--- Begin Dataset entries ---

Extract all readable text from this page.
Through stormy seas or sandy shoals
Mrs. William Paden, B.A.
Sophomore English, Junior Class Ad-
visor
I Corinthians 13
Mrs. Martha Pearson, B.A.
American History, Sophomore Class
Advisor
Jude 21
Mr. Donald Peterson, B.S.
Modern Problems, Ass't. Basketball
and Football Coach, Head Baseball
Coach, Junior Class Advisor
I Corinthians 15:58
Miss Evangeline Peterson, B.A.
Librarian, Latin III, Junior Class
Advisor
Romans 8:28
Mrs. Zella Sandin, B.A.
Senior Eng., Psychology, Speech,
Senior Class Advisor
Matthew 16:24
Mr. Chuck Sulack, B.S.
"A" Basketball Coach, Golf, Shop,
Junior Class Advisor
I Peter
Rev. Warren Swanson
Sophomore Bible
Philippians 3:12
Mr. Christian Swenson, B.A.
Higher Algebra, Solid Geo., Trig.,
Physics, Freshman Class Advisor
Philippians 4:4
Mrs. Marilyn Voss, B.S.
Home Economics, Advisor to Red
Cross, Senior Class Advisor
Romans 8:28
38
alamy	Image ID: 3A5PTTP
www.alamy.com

--- End Dataset entries ---

Stated problem:
Return each line of the data exactly as written above.

Correct result:
Extract all readable text from this page.
Through stormy seas or sandy shoals
Mrs. William Paden, B.A.
Sophomore English, Junior Class Ad-
visor
I Corinthians 13
Mrs. Martha Pearson, B.A.
American History, Sophomore Class
Advisor
Jude 21
Mr. Donald Peterson, B.S.
Modern Problems, Ass't. Basketball
and Football Coach, Head Baseball
Coach, Junior Class Advisor
I Corinthians 15:58
Miss Evangeline Peterson, B.A.
Librarian, Latin III, Junior Class
Advisor
Romans 8:28
Mrs. Zella Sandin, B.A.
Senior Eng., Psychology, Speech,
Senior Class Advisor
Matthew 16:24
Mr. Chuck Sulack, B.S.
"A" Basketball Coach, Golf, Shop,
Junior Class Advisor
I Peter
Rev. Warren Swanson
Sophomore Bible
Philippians 3:12
Mr. Christian Swenson, B.A.
Higher Algebra, Solid Geo., Trig.,
Physics, Freshman Class Advisor
Philippians 4:4
Mrs. Marilyn Voss, B.S.
Home Economics, Advisor to Red
Cross, Senior Class Advisor
Romans 8:28
38
alamy	Image ID: 3A5PTTP
www.alamy.com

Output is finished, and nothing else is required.